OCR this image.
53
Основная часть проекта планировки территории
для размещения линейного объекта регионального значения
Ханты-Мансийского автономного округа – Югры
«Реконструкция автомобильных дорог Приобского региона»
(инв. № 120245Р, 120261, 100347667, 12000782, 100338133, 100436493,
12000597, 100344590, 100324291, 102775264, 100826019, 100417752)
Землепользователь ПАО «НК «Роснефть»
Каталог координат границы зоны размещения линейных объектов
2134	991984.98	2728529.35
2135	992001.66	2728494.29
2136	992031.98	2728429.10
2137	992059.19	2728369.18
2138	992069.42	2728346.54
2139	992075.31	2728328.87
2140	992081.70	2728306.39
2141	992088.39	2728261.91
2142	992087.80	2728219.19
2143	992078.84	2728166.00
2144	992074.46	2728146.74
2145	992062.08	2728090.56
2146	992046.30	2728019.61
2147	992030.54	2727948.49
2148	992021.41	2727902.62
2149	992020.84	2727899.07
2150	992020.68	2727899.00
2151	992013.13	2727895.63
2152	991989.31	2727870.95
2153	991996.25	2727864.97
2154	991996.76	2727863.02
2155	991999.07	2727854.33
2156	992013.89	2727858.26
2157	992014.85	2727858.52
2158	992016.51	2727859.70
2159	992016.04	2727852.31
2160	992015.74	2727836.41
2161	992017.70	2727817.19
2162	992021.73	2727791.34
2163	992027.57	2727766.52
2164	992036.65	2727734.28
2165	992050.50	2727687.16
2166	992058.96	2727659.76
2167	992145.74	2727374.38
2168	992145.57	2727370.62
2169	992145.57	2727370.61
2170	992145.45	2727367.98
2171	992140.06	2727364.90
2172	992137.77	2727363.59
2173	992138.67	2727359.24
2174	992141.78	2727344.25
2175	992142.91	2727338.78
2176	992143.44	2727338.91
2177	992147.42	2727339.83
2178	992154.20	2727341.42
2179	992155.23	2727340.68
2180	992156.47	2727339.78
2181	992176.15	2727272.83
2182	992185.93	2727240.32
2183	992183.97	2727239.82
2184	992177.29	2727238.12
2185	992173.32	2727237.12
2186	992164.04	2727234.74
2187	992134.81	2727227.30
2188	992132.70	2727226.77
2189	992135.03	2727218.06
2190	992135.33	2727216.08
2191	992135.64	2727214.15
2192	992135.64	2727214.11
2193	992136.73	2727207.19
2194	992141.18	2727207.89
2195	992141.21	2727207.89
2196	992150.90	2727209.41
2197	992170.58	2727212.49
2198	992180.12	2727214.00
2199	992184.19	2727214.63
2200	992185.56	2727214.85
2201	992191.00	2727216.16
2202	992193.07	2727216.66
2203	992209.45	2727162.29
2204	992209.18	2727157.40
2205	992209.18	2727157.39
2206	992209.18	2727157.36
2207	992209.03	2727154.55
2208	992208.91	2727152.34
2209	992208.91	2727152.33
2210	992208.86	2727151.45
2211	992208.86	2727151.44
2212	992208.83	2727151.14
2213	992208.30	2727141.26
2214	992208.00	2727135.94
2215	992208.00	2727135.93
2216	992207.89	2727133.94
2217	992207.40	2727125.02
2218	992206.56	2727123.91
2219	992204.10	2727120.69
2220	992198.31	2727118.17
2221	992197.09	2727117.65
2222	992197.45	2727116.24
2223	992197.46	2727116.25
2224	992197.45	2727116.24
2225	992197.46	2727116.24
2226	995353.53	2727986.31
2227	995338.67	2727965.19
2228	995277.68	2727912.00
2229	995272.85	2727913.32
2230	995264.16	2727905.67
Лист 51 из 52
#####
[INSTRUCTIONS FOR THE TASK] All records above must be set down exactly, please.

[EXPECTED ANSWER]
OCR this image.
53
Основная часть проекта планировки территории
для размещения линейного объекта регионального значения
Ханты-Мансийского автономного округа – Югры
«Реконструкция автомобильных дорог Приобского региона»
(инв. № 120245Р, 120261, 100347667, 12000782, 100338133, 100436493,
12000597, 100344590, 100324291, 102775264, 100826019, 100417752)
Землепользователь ПАО «НК «Роснефть»
Каталог координат границы зоны размещения линейных объектов
2134	991984.98	2728529.35
2135	992001.66	2728494.29
2136	992031.98	2728429.10
2137	992059.19	2728369.18
2138	992069.42	2728346.54
2139	992075.31	2728328.87
2140	992081.70	2728306.39
2141	992088.39	2728261.91
2142	992087.80	2728219.19
2143	992078.84	2728166.00
2144	992074.46	2728146.74
2145	992062.08	2728090.56
2146	992046.30	2728019.61
2147	992030.54	2727948.49
2148	992021.41	2727902.62
2149	992020.84	2727899.07
2150	992020.68	2727899.00
2151	992013.13	2727895.63
2152	991989.31	2727870.95
2153	991996.25	2727864.97
2154	991996.76	2727863.02
2155	991999.07	2727854.33
2156	992013.89	2727858.26
2157	992014.85	2727858.52
2158	992016.51	2727859.70
2159	992016.04	2727852.31
2160	992015.74	2727836.41
2161	992017.70	2727817.19
2162	992021.73	2727791.34
2163	992027.57	2727766.52
2164	992036.65	2727734.28
2165	992050.50	2727687.16
2166	992058.96	2727659.76
2167	992145.74	2727374.38
2168	992145.57	2727370.62
2169	992145.57	2727370.61
2170	992145.45	2727367.98
2171	992140.06	2727364.90
2172	992137.77	2727363.59
2173	992138.67	2727359.24
2174	992141.78	2727344.25
2175	992142.91	2727338.78
2176	992143.44	2727338.91
2177	992147.42	2727339.83
2178	992154.20	2727341.42
2179	992155.23	2727340.68
2180	992156.47	2727339.78
2181	992176.15	2727272.83
2182	992185.93	2727240.32
2183	992183.97	2727239.82
2184	992177.29	2727238.12
2185	992173.32	2727237.12
2186	992164.04	2727234.74
2187	992134.81	2727227.30
2188	992132.70	2727226.77
2189	992135.03	2727218.06
2190	992135.33	2727216.08
2191	992135.64	2727214.15
2192	992135.64	2727214.11
2193	992136.73	2727207.19
2194	992141.18	2727207.89
2195	992141.21	2727207.89
2196	992150.90	2727209.41
2197	992170.58	2727212.49
2198	992180.12	2727214.00
2199	992184.19	2727214.63
2200	992185.56	2727214.85
2201	992191.00	2727216.16
2202	992193.07	2727216.66
2203	992209.45	2727162.29
2204	992209.18	2727157.40
2205	992209.18	2727157.39
2206	992209.18	2727157.36
2207	992209.03	2727154.55
2208	992208.91	2727152.34
2209	992208.91	2727152.33
2210	992208.86	2727151.45
2211	992208.86	2727151.44
2212	992208.83	2727151.14
2213	992208.30	2727141.26
2214	992208.00	2727135.94
2215	992208.00	2727135.93
2216	992207.89	2727133.94
2217	992207.40	2727125.02
2218	992206.56	2727123.91
2219	992204.10	2727120.69
2220	992198.31	2727118.17
2221	992197.09	2727117.65
2222	992197.45	2727116.24
2223	992197.46	2727116.25
2224	992197.45	2727116.24
2225	992197.46	2727116.24
2226	995353.53	2727986.31
2227	995338.67	2727965.19
2228	995277.68	2727912.00
2229	995272.85	2727913.32
2230	995264.16	2727905.67
Лист 51 из 52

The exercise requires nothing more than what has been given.